#### The task:
Carry on the piece headed "Proper 16, A," about Peter, the Rock, picking up right after its final sentence.

#### Page extract:

Proper 16, A
“From fisher of fish to fisher of people to keeper of the keys to shepherd. It was the Rock’s final promotion, and from that day forward he never let the head office down again.” This is theologian Frederick Buechner’s synopsis of the spiritual progression of Simon bar Jonah, of Peter, the Rock, the cornerstone Jesus chose for His church. But Buechner’s description was the description of After – after Jesus rebuked Peter for completely and utterly failing to understand the journey the Messiah must travel. After Peter denied knowing his teacher, his friend, denied him not once but three times. After Jesus died and Peter went back to fishing. Today is Before. Today we are just at keeper of the keys. Jesus is alive and asking questions and Peter is Peter – bold and brash and bumbling unexpectedly into great truths.

#### Data:
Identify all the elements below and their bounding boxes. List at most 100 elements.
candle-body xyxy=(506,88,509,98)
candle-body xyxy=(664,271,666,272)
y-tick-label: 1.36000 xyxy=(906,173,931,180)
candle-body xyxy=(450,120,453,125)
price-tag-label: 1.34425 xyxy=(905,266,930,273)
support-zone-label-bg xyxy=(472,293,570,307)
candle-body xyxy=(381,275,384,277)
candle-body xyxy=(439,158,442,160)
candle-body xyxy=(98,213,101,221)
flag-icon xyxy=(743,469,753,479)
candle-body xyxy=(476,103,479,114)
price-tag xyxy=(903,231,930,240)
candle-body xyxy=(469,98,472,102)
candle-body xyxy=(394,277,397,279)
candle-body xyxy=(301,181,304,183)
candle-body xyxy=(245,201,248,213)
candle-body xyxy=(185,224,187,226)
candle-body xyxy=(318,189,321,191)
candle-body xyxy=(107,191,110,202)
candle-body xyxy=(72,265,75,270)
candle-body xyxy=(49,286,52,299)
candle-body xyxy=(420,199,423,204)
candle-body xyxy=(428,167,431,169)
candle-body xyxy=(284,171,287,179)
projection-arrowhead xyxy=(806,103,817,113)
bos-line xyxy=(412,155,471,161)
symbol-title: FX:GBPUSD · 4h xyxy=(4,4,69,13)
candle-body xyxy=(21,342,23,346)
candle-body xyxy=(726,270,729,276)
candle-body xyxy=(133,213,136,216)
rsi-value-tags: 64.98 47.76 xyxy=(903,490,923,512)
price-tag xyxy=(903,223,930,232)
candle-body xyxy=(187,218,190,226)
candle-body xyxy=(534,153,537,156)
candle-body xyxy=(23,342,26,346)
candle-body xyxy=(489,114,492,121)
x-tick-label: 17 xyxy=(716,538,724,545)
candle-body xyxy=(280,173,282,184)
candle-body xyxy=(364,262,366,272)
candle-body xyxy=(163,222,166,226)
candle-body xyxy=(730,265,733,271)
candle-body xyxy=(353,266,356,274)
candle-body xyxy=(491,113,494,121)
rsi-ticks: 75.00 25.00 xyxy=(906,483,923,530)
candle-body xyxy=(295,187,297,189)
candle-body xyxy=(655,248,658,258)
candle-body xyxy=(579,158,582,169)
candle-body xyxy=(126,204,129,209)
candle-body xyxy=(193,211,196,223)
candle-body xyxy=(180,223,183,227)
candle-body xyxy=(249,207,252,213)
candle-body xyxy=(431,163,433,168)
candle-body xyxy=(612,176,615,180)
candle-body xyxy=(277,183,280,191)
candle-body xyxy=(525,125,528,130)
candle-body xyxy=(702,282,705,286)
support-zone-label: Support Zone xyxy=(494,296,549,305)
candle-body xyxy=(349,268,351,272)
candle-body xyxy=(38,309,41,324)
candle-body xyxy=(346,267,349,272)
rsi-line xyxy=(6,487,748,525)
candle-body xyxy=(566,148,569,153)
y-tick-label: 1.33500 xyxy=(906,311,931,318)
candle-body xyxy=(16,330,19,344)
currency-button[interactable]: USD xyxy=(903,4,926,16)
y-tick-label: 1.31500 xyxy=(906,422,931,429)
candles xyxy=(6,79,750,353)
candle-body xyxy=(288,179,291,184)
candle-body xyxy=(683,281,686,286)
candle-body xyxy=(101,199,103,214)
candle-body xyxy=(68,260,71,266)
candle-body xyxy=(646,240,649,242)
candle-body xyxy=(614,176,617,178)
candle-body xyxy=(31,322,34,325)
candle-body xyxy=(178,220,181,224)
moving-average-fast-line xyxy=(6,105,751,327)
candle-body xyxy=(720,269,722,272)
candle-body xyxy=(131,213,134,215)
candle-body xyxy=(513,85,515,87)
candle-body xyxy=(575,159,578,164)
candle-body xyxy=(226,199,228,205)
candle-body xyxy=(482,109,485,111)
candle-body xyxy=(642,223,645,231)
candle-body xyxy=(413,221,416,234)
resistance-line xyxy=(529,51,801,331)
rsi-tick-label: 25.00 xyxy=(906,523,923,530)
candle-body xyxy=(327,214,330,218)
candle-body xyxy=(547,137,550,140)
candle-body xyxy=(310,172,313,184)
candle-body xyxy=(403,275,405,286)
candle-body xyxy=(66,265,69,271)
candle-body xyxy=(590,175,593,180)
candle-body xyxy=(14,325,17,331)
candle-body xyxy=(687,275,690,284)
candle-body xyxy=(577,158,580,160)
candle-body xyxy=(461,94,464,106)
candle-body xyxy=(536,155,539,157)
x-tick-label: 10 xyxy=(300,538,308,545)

==

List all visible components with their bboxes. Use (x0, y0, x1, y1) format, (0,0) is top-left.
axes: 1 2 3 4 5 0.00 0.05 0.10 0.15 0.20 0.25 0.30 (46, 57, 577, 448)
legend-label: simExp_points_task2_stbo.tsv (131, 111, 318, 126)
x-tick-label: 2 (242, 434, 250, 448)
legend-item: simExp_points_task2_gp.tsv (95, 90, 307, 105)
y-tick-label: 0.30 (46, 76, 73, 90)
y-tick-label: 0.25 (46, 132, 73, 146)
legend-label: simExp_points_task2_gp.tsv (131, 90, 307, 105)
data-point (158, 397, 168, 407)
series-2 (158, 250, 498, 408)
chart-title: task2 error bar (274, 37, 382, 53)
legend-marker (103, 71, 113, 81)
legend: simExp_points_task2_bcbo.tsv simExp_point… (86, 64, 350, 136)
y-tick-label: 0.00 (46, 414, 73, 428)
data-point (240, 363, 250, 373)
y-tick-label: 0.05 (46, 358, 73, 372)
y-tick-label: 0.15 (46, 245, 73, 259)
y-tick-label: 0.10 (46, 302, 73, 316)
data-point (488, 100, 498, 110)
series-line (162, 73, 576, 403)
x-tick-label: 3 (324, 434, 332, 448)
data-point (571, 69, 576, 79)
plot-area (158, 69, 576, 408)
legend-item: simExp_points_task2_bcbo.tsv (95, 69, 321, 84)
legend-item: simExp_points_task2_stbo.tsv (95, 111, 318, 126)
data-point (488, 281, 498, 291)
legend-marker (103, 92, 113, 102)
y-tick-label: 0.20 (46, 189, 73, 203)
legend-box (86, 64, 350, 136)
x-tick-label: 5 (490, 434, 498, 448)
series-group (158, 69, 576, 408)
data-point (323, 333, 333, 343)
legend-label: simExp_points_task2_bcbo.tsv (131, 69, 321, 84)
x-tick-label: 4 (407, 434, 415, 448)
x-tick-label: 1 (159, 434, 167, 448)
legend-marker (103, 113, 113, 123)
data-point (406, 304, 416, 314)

...

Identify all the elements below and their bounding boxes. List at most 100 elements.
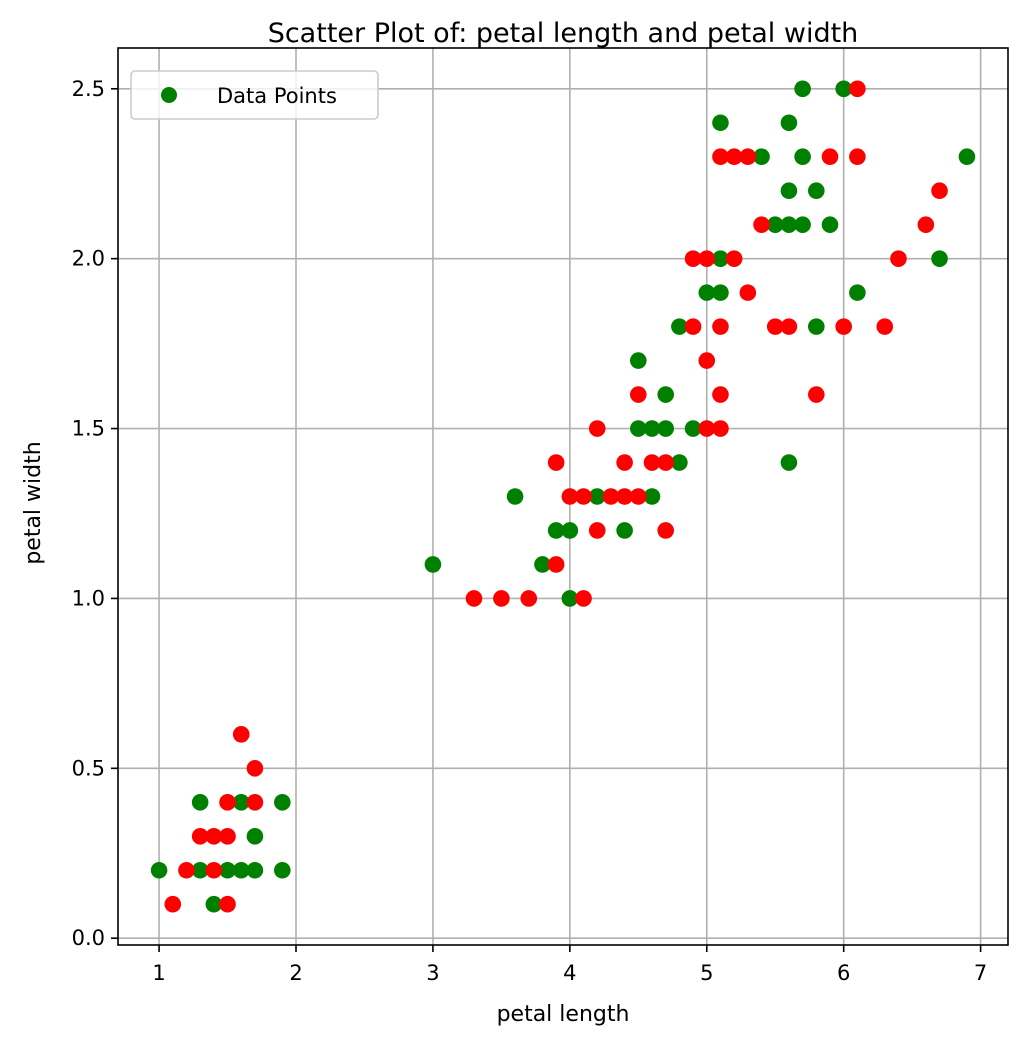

#### Expected answer:
One commentary contends that “Peter functions as a new Abraham. He is the first of his kind, and he stands at the head of a new people. Peter is, like Abraham, a rock (cf. Isa 51:1-2), and the change in his name denotes his function… Peter is not just a representative disciple, as so many Protestant exegetes have been anxious to maintain. Nor is he obviously the first holder of an office others will someday hold, as Roman Catholic tradition has so steadfastly maintained. Rather, he is a man with a unique role in salvation history. The eschatological revelation vouchsafed to him opens a new era. His person marks a change in the times. His significance is the significance of Abraham, which is to say: his faith is the means by which God brings a new people into being.” (Allison/Davies, Matthew, 642ff)
We, who profess to be Christian, who aspire to be the body of Christ, we are the new people. A new people underpinned, not by perfect understanding (remember Peter’s soon-to-be-evident complete failure to understand Jesus’s mission), nor by perfect devotion (remember Peter’s repeated denials), but by faith.
Creed informs faith, but does not replace faith. Faith lies in relationship. Faith lies, as the apostle Paul says, in presenting our selves, our fallible, flawed, fickle selves to God, open to renewal, to God’s transformation time and again.
“Faith in Jesus is following him, serving those the world despises; it’s not a guarantee of earthly glory and success, but willingness to share the scorn that the proud heap upon the humble. Faith doesn’t found empires, but frees us to live as sisters and brothers of all nations. Faith in Jesus doesn’t tell us that we will defeat our enemies; it moves us to love, forgive, and be gracious toward them as Jesus was toward his.” (Sarah Dylan Breuer, blog Sarah Laughed)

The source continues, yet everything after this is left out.